/---
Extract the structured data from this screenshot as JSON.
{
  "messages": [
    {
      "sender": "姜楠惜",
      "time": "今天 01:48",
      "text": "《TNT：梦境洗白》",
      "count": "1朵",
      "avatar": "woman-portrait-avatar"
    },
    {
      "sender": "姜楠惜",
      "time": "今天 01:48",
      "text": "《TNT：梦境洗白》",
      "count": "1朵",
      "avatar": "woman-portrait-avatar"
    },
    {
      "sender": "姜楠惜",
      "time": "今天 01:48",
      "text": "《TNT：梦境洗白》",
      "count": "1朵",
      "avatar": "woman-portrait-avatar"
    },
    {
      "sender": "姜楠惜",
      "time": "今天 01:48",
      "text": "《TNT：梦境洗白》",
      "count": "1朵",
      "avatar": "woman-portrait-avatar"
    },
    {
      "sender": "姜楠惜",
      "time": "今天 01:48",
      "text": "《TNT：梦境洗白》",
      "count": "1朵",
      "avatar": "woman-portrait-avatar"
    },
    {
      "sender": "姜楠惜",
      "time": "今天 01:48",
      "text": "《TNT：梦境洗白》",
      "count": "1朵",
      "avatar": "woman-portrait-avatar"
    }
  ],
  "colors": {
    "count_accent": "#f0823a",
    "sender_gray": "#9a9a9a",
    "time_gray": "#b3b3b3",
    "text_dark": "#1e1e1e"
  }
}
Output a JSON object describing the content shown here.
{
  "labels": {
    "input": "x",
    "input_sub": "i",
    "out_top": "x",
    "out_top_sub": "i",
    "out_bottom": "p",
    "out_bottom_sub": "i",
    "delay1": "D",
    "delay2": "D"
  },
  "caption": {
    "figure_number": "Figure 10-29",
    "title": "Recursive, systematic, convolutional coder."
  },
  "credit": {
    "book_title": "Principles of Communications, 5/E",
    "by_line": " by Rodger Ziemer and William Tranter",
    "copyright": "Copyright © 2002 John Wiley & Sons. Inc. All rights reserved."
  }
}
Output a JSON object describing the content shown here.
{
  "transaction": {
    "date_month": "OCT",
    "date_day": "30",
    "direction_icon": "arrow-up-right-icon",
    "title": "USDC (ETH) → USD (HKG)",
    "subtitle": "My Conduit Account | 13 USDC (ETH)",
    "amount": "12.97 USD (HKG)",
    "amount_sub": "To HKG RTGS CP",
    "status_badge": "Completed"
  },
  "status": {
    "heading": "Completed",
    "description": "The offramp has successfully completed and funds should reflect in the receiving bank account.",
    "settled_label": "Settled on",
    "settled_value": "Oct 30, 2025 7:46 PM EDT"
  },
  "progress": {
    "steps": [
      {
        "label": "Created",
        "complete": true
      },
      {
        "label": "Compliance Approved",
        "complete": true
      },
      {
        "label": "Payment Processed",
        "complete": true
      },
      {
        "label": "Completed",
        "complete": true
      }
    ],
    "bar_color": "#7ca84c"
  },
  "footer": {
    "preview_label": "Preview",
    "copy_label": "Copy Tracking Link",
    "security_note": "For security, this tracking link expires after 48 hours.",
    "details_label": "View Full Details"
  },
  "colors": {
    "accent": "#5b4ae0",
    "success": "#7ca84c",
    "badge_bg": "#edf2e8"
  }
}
\---
Aim of the task: Filter the listing above by the word "USDC"; copy each line that passes.

Task solution:
    "title": "USDC (ETH) → USD (HKG)",
    "subtitle": "My Conduit Account | 13 USDC (ETH)",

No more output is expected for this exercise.